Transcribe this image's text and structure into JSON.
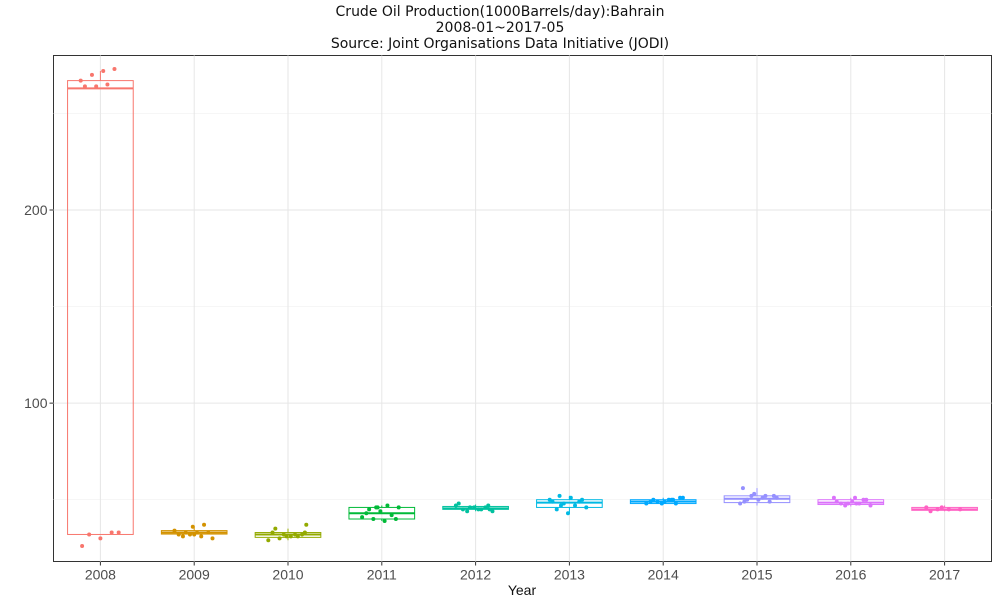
{
  "chart_data": {
    "type": "box",
    "title": "Crude Oil Production(1000Barrels/day):Bahrain",
    "subtitle": "2008-01~2017-05",
    "source": "Source: Joint Organisations Data Initiative (JODI)",
    "xlabel": "Year",
    "ylabel": "",
    "ylim": [
      18,
      280
    ],
    "y_ticks": [
      100,
      200
    ],
    "grid": true,
    "categories": [
      "2008",
      "2009",
      "2010",
      "2011",
      "2012",
      "2013",
      "2014",
      "2015",
      "2016",
      "2017"
    ],
    "colors": [
      "#F8766D",
      "#D39200",
      "#93AA00",
      "#00BA38",
      "#00C19F",
      "#00B9E3",
      "#00A9FF",
      "#9590FF",
      "#DB72FB",
      "#FF61C3"
    ],
    "boxes": [
      {
        "q1": 32,
        "median": 263,
        "q3": 267,
        "whisker_low": 32,
        "whisker_high": 272
      },
      {
        "q1": 32.2,
        "median": 33,
        "q3": 34,
        "whisker_low": 31,
        "whisker_high": 36
      },
      {
        "q1": 30.5,
        "median": 32,
        "q3": 33,
        "whisker_low": 29,
        "whisker_high": 35
      },
      {
        "q1": 40,
        "median": 43,
        "q3": 46,
        "whisker_low": 39,
        "whisker_high": 47
      },
      {
        "q1": 45,
        "median": 45.5,
        "q3": 46.5,
        "whisker_low": 44,
        "whisker_high": 47.5
      },
      {
        "q1": 46,
        "median": 48.5,
        "q3": 50,
        "whisker_low": 43,
        "whisker_high": 52
      },
      {
        "q1": 48,
        "median": 49,
        "q3": 50,
        "whisker_low": 47.5,
        "whisker_high": 51
      },
      {
        "q1": 48.5,
        "median": 50.5,
        "q3": 52,
        "whisker_low": 47,
        "whisker_high": 56
      },
      {
        "q1": 47.5,
        "median": 48.5,
        "q3": 50,
        "whisker_low": 46.5,
        "whisker_high": 51
      },
      {
        "q1": 44.5,
        "median": 45,
        "q3": 46,
        "whisker_low": 44,
        "whisker_high": 47
      }
    ],
    "points": [
      [
        267,
        270,
        272,
        273,
        264,
        264,
        265,
        33,
        32,
        30,
        33,
        26
      ],
      [
        36,
        37,
        34,
        33,
        33,
        33,
        32,
        32,
        31,
        30,
        31,
        32
      ],
      [
        33,
        35,
        31,
        31,
        29,
        30,
        31,
        32,
        33,
        32,
        32,
        37
      ],
      [
        46,
        47,
        46,
        45,
        44,
        42,
        41,
        40,
        39,
        40,
        43,
        46
      ],
      [
        47,
        48,
        46,
        45,
        44,
        45,
        46,
        46,
        47,
        44,
        45,
        45
      ],
      [
        52,
        51,
        50,
        49,
        48,
        47,
        46,
        45,
        43,
        49,
        50,
        47
      ],
      [
        50,
        51,
        50,
        49,
        48,
        48,
        49,
        50,
        51,
        49,
        48,
        50
      ],
      [
        56,
        53,
        52,
        51,
        50,
        50,
        49,
        48,
        52,
        51,
        52,
        49
      ],
      [
        51,
        50,
        49,
        48,
        48,
        47,
        48,
        49,
        50,
        51,
        47,
        48
      ],
      [
        46,
        45,
        45,
        45,
        44,
        46
      ]
    ]
  }
}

++++++++++

**YOUR OBJECTIVE**
Retype everything in the material word for word, minus pictures.

**WRITTEN SOLUTION**
Transcribe this image's text and structure into JSON.
{
  "chart_data": {
    "type": "box",
    "title": "Crude Oil Production(1000Barrels/day):Bahrain",
    "subtitle": "2008-01~2017-05",
    "source": "Source: Joint Organisations Data Initiative (JODI)",
    "xlabel": "Year",
    "ylabel": "",
    "ylim": [
      18,
      280
    ],
    "y_ticks": [
      100,
      200
    ],
    "grid": true,
    "categories": [
      "2008",
      "2009",
      "2010",
      "2011",
      "2012",
      "2013",
      "2014",
      "2015",
      "2016",
      "2017"
    ],
    "colors": [
      "#F8766D",
      "#D39200",
      "#93AA00",
      "#00BA38",
      "#00C19F",
      "#00B9E3",
      "#00A9FF",
      "#9590FF",
      "#DB72FB",
      "#FF61C3"
    ],
    "boxes": [
      {
        "q1": 32,
        "median": 263,
        "q3": 267,
        "whisker_low": 32,
        "whisker_high": 272
      },
      {
        "q1": 32.2,
        "median": 33,
        "q3": 34,
        "whisker_low": 31,
        "whisker_high": 36
      },
      {
        "q1": 30.5,
        "median": 32,
        "q3": 33,
        "whisker_low": 29,
        "whisker_high": 35
      },
      {
        "q1": 40,
        "median": 43,
        "q3": 46,
        "whisker_low": 39,
        "whisker_high": 47
      },
      {
        "q1": 45,
        "median": 45.5,
        "q3": 46.5,
        "whisker_low": 44,
        "whisker_high": 47.5
      },
      {
        "q1": 46,
        "median": 48.5,
        "q3": 50,
        "whisker_low": 43,
        "whisker_high": 52
      },
      {
        "q1": 48,
        "median": 49,
        "q3": 50,
        "whisker_low": 47.5,
        "whisker_high": 51
      },
      {
        "q1": 48.5,
        "median": 50.5,
        "q3": 52,
        "whisker_low": 47,
        "whisker_high": 56
      },
      {
        "q1": 47.5,
        "median": 48.5,
        "q3": 50,
        "whisker_low": 46.5,
        "whisker_high": 51
      },
      {
        "q1": 44.5,
        "median": 45,
        "q3": 46,
        "whisker_low": 44,
        "whisker_high": 47
      }
    ],
    "points": [
      [
        267,
        270,
        272,
        273,
        264,
        264,
        265,
        33,
        32,
        30,
        33,
        26
      ],
      [
        36,
        37,
        34,
        33,
        33,
        33,
        32,
        32,
        31,
        30,
        31,
        32
      ],
      [
        33,
        35,
        31,
        31,
        29,
        30,
        31,
        32,
        33,
        32,
        32,
        37
      ],
      [
        46,
        47,
        46,
        45,
        44,
        42,
        41,
        40,
        39,
        40,
        43,
        46
      ],
      [
        47,
        48,
        46,
        45,
        44,
        45,
        46,
        46,
        47,
        44,
        45,
        45
      ],
      [
        52,
        51,
        50,
        49,
        48,
        47,
        46,
        45,
        43,
        49,
        50,
        47
      ],
      [
        50,
        51,
        50,
        49,
        48,
        48,
        49,
        50,
        51,
        49,
        48,
        50
      ],
      [
        56,
        53,
        52,
        51,
        50,
        50,
        49,
        48,
        52,
        51,
        52,
        49
      ],
      [
        51,
        50,
        49,
        48,
        48,
        47,
        48,
        49,
        50,
        51,
        47,
        48
      ],
      [
        46,
        45,
        45,
        45,
        44,
        46
      ]
    ]
  }
}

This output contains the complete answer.